**Requirement**. Make an exact copy of the lines, leaving the pictures out.

**Available records**.
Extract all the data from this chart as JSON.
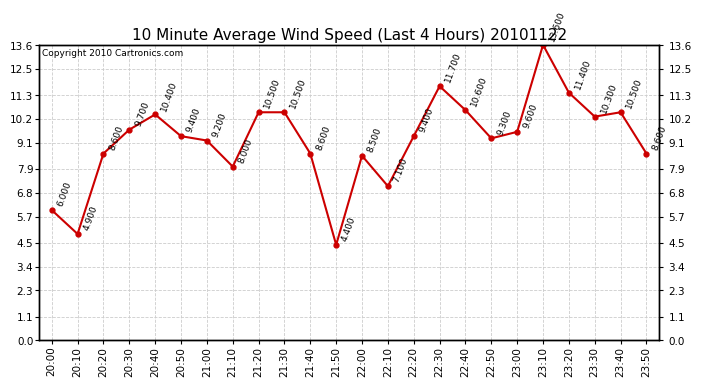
{
  "title": "10 Minute Average Wind Speed (Last 4 Hours) 20101122",
  "copyright": "Copyright 2010 Cartronics.com",
  "x_labels": [
    "20:00",
    "20:10",
    "20:20",
    "20:30",
    "20:40",
    "20:50",
    "21:00",
    "21:10",
    "21:20",
    "21:30",
    "21:40",
    "21:50",
    "22:00",
    "22:10",
    "22:20",
    "22:30",
    "22:40",
    "22:50",
    "23:00",
    "23:10",
    "23:20",
    "23:30",
    "23:40",
    "23:50"
  ],
  "y_values": [
    6.0,
    4.9,
    8.6,
    9.7,
    10.4,
    9.4,
    9.2,
    8.0,
    10.5,
    10.5,
    8.6,
    4.4,
    8.5,
    7.1,
    9.4,
    11.7,
    10.6,
    9.3,
    9.6,
    13.6,
    11.4,
    10.3,
    10.5,
    8.6
  ],
  "y_tick_vals": [
    0.0,
    1.1,
    2.3,
    3.4,
    4.5,
    5.7,
    6.8,
    7.9,
    9.1,
    10.2,
    11.3,
    12.5,
    13.6
  ],
  "y_tick_labels": [
    "0.0",
    "1.1",
    "2.3",
    "3.4",
    "4.5",
    "5.7",
    "6.8",
    "7.9",
    "9.1",
    "10.2",
    "11.3",
    "12.5",
    "13.6"
  ],
  "ylim": [
    0.0,
    13.6
  ],
  "line_color": "#cc0000",
  "marker_color": "#cc0000",
  "fig_bg_color": "#ffffff",
  "plot_bg_color": "#ffffff",
  "grid_color": "#cccccc",
  "title_fontsize": 11,
  "annotation_fontsize": 6.5,
  "tick_fontsize": 7.5,
  "copyright_fontsize": 6.5
}
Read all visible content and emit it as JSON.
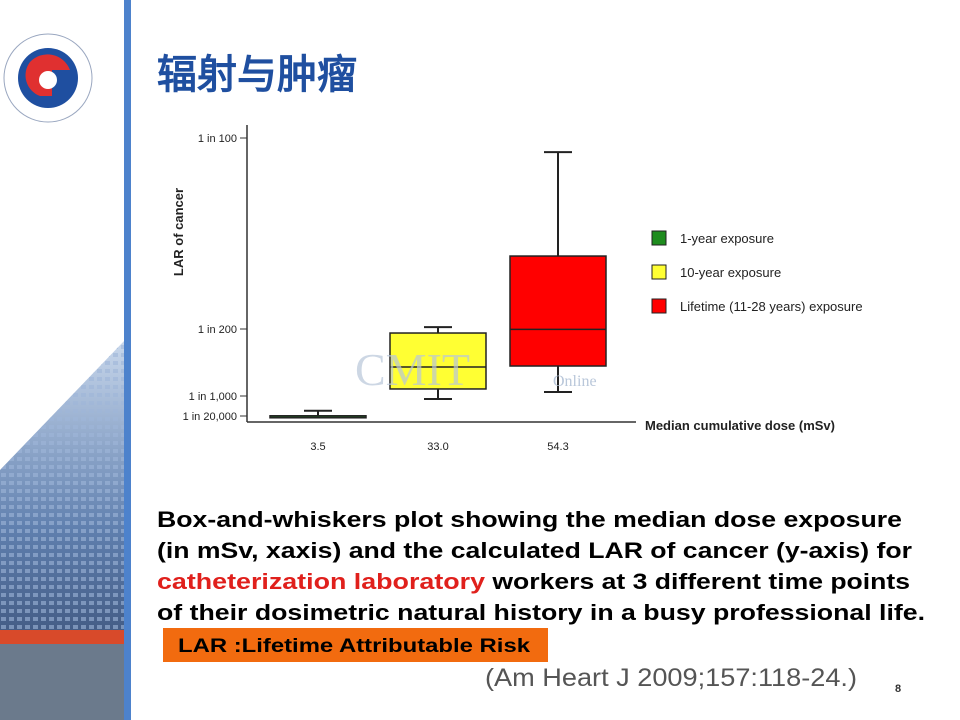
{
  "slide": {
    "title": "辐射与肿瘤",
    "caption": {
      "line1": "Box-and-whiskers plot showing the median dose exposure",
      "line2": "(in mSv, xaxis) and the calculated LAR of cancer (y-axis) for",
      "highlight": "catheterization laboratory",
      "line3": " workers at 3 different time points",
      "line4": "of their dosimetric natural history in a busy professional life."
    },
    "note": "LAR :Lifetime Attributable Risk",
    "citation": "(Am Heart J 2009;157:118-24.)",
    "page_number": "8",
    "watermark": "CMIT",
    "watermark_sub": "Online"
  },
  "chart_data": {
    "type": "box",
    "y_label": "LAR of cancer",
    "x_label": "Median cumulative dose (mSv)",
    "categories": [
      "3.5",
      "33.0",
      "54.3"
    ],
    "series": [
      {
        "name": "1-year exposure",
        "color": "#1e8c1e",
        "min": 4e-05,
        "q1": 4e-05,
        "median": 5e-05,
        "q3": 6e-05,
        "max": 0.0003
      },
      {
        "name": "10-year  exposure",
        "color": "#ffff33",
        "min": 0.00086,
        "q1": 0.00142,
        "median": 0.00273,
        "q3": 0.00476,
        "max": 0.00505
      },
      {
        "name": "Lifetime (11-28 years) exposure",
        "color": "#ff0000",
        "min": 0.00124,
        "q1": 0.00279,
        "median": 0.00498,
        "q3": 0.00691,
        "max": 0.00963
      }
    ],
    "ylim": [
      0,
      0.0103
    ],
    "yticks": [
      {
        "value": 5e-05,
        "label": "1 in 20,000"
      },
      {
        "value": 0.001,
        "label": "1 in 1,000"
      },
      {
        "value": 0.005,
        "label": "1 in 200"
      },
      {
        "value": 0.01,
        "label": "1 in 100"
      }
    ]
  }
}
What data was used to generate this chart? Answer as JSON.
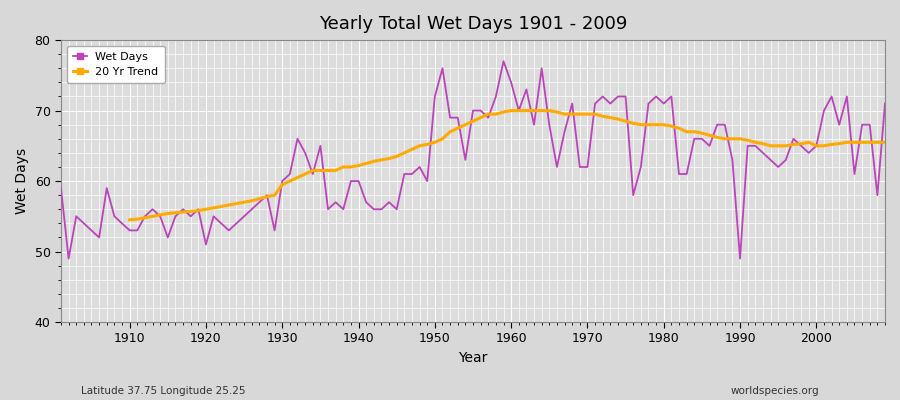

**Exercise output**.
Extract all the data from this chart as JSON.
{
  "title": "10 Minute Average Wind Speed (Last 4 Hours) 20101122",
  "copyright": "Copyright 2010 Cartronics.com",
  "x_labels": [
    "20:00",
    "20:10",
    "20:20",
    "20:30",
    "20:40",
    "20:50",
    "21:00",
    "21:10",
    "21:20",
    "21:30",
    "21:40",
    "21:50",
    "22:00",
    "22:10",
    "22:20",
    "22:30",
    "22:40",
    "22:50",
    "23:00",
    "23:10",
    "23:20",
    "23:30",
    "23:40",
    "23:50"
  ],
  "y_values": [
    6.0,
    4.9,
    8.6,
    9.7,
    10.4,
    9.4,
    9.2,
    8.0,
    10.5,
    10.5,
    8.6,
    4.4,
    8.5,
    7.1,
    9.4,
    11.7,
    10.6,
    9.3,
    9.6,
    13.6,
    11.4,
    10.3,
    10.5,
    8.6
  ],
  "y_tick_vals": [
    0.0,
    1.1,
    2.3,
    3.4,
    4.5,
    5.7,
    6.8,
    7.9,
    9.1,
    10.2,
    11.3,
    12.5,
    13.6
  ],
  "y_tick_labels": [
    "0.0",
    "1.1",
    "2.3",
    "3.4",
    "4.5",
    "5.7",
    "6.8",
    "7.9",
    "9.1",
    "10.2",
    "11.3",
    "12.5",
    "13.6"
  ],
  "ylim": [
    0.0,
    13.6
  ],
  "line_color": "#cc0000",
  "marker_color": "#cc0000",
  "fig_bg_color": "#ffffff",
  "plot_bg_color": "#ffffff",
  "grid_color": "#cccccc",
  "title_fontsize": 11,
  "annotation_fontsize": 6.5,
  "tick_fontsize": 7.5,
  "copyright_fontsize": 6.5
}
Read all visible content and emit it as JSON.
{
  "slide": {
    "title": "辐射与肿瘤",
    "caption": {
      "line1": "Box-and-whiskers plot showing the median dose exposure",
      "line2": "(in mSv, xaxis) and the calculated LAR of cancer (y-axis) for",
      "highlight": "catheterization laboratory",
      "line3": " workers at 3 different time points",
      "line4": "of their dosimetric natural history in a busy professional life."
    },
    "note": "LAR :Lifetime Attributable Risk",
    "citation": "(Am Heart J 2009;157:118-24.)",
    "page_number": "8",
    "watermark": "CMIT",
    "watermark_sub": "Online"
  },
  "chart_data": {
    "type": "box",
    "y_label": "LAR of cancer",
    "x_label": "Median cumulative dose (mSv)",
    "categories": [
      "3.5",
      "33.0",
      "54.3"
    ],
    "series": [
      {
        "name": "1-year exposure",
        "color": "#1e8c1e",
        "min": 4e-05,
        "q1": 4e-05,
        "median": 5e-05,
        "q3": 6e-05,
        "max": 0.0003
      },
      {
        "name": "10-year  exposure",
        "color": "#ffff33",
        "min": 0.00086,
        "q1": 0.00142,
        "median": 0.00273,
        "q3": 0.00476,
        "max": 0.00505
      },
      {
        "name": "Lifetime (11-28 years) exposure",
        "color": "#ff0000",
        "min": 0.00124,
        "q1": 0.00279,
        "median": 0.00498,
        "q3": 0.00691,
        "max": 0.00963
      }
    ],
    "ylim": [
      0,
      0.0103
    ],
    "yticks": [
      {
        "value": 5e-05,
        "label": "1 in 20,000"
      },
      {
        "value": 0.001,
        "label": "1 in 1,000"
      },
      {
        "value": 0.005,
        "label": "1 in 200"
      },
      {
        "value": 0.01,
        "label": "1 in 100"
      }
    ]
  }
}
What data was used to generate this chart? Answer as JSON.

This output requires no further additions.